» **DIRECTIONS**:
Format the items below, from the first line through the line containing "41, 1126, 61]", as a Markdown table with the columns Row and Line. Put the row number in Row and the line itself in Line, and leave out blank lines.

[BEGIN]

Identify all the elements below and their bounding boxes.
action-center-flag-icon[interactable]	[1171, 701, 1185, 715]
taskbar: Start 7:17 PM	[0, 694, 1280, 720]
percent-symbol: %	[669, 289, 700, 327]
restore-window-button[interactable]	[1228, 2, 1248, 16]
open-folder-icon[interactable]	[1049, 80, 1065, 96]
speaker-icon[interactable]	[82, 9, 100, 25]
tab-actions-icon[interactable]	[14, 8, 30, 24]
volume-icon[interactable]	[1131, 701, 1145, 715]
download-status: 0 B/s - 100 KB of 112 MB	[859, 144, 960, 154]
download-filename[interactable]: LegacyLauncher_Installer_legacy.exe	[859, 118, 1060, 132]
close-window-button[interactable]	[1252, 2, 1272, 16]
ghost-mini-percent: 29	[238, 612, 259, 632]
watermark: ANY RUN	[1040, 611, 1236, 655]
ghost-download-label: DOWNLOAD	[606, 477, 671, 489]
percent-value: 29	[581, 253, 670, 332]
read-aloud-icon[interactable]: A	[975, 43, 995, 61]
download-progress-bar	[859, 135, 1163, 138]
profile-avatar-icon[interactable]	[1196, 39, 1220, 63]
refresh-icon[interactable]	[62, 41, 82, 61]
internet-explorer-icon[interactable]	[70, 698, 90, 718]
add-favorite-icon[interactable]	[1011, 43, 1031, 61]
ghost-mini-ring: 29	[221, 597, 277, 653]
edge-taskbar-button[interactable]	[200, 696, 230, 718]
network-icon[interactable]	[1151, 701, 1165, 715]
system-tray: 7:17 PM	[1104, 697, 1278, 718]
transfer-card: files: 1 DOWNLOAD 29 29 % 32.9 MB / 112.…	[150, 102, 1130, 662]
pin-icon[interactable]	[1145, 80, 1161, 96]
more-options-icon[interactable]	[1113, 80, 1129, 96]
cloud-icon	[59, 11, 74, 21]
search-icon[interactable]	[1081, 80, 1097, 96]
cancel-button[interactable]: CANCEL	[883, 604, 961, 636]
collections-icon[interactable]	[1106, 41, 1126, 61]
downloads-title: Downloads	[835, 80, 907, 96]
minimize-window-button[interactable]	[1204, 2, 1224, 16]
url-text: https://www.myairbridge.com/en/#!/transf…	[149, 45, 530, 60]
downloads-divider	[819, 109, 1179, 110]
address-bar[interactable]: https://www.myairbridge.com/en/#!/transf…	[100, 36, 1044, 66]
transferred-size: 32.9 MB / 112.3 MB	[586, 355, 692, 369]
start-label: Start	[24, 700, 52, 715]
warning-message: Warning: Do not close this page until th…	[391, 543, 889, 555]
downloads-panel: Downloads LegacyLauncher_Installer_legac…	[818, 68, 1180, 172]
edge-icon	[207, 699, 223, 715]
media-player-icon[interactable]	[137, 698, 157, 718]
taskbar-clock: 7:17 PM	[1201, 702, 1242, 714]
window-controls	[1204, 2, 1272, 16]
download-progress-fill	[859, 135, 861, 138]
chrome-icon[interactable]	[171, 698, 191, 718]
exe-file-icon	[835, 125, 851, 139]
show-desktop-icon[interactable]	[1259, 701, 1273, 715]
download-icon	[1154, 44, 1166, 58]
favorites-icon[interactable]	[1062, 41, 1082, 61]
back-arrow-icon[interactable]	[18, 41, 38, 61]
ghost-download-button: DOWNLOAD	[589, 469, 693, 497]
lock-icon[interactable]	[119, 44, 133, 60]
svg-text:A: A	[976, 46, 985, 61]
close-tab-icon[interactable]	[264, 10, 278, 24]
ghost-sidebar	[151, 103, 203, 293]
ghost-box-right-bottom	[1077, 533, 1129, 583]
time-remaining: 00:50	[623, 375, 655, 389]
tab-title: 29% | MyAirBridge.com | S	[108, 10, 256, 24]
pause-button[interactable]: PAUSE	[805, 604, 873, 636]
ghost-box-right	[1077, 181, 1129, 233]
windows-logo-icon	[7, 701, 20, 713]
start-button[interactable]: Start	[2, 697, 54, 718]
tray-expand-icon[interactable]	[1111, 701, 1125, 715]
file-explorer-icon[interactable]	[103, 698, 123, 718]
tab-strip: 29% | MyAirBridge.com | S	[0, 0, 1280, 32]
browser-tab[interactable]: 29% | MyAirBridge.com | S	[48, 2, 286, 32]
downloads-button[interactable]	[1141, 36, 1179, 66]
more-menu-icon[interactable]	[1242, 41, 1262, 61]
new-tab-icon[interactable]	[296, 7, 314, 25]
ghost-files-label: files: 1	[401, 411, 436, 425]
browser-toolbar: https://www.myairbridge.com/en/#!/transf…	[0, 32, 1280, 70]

[END]

» **EXERCISE RESULT**:
| Row | Line |
|---|---|
| 1 | Identify all the elements below and their bounding boxes. |
| 2 | action-center-flag-icon[interactable]	[1171, 701, 1185, 715] |
| 3 | taskbar: Start 7:17 PM	[0, 694, 1280, 720] |
| 4 | percent-symbol: %	[669, 289, 700, 327] |
| 5 | restore-window-button[interactable]	[1228, 2, 1248, 16] |
| 6 | open-folder-icon[interactable]	[1049, 80, 1065, 96] |
| 7 | speaker-icon[interactable]	[82, 9, 100, 25] |
| 8 | tab-actions-icon[interactable]	[14, 8, 30, 24] |
| 9 | volume-icon[interactable]	[1131, 701, 1145, 715] |
| 10 | download-status: 0 B/s - 100 KB of 112 MB	[859, 144, 960, 154] |
| 11 | download-filename[interactable]: LegacyLauncher_Installer_legacy.exe	[859, 118, 1060, 132] |
| 12 | close-window-button[interactable]	[1252, 2, 1272, 16] |
| 13 | ghost-mini-percent: 29	[238, 612, 259, 632] |
| 14 | watermark: ANY RUN	[1040, 611, 1236, 655] |
| 15 | ghost-download-label: DOWNLOAD	[606, 477, 671, 489] |
| 16 | percent-value: 29	[581, 253, 670, 332] |
| 17 | read-aloud-icon[interactable]: A	[975, 43, 995, 61] |
| 18 | download-progress-bar	[859, 135, 1163, 138] |
| 19 | profile-avatar-icon[interactable]	[1196, 39, 1220, 63] |
| 20 | refresh-icon[interactable]	[62, 41, 82, 61] |
| 21 | internet-explorer-icon[interactable]	[70, 698, 90, 718] |
| 22 | add-favorite-icon[interactable]	[1011, 43, 1031, 61] |
| 23 | ghost-mini-ring: 29	[221, 597, 277, 653] |
| 24 | edge-taskbar-button[interactable]	[200, 696, 230, 718] |
| 25 | network-icon[interactable]	[1151, 701, 1165, 715] |
| 26 | system-tray: 7:17 PM	[1104, 697, 1278, 718] |
| 27 | transfer-card: files: 1 DOWNLOAD 29 29 % 32.9 MB / 112.…	[150, 102, 1130, 662] |
| 28 | pin-icon[interactable]	[1145, 80, 1161, 96] |
| 29 | more-options-icon[interactable]	[1113, 80, 1129, 96] |
| 30 | cloud-icon	[59, 11, 74, 21] |
| 31 | search-icon[interactable]	[1081, 80, 1097, 96] |
| 32 | cancel-button[interactable]: CANCEL	[883, 604, 961, 636] |
| 33 | collections-icon[interactable]	[1106, 41, 1126, 61] |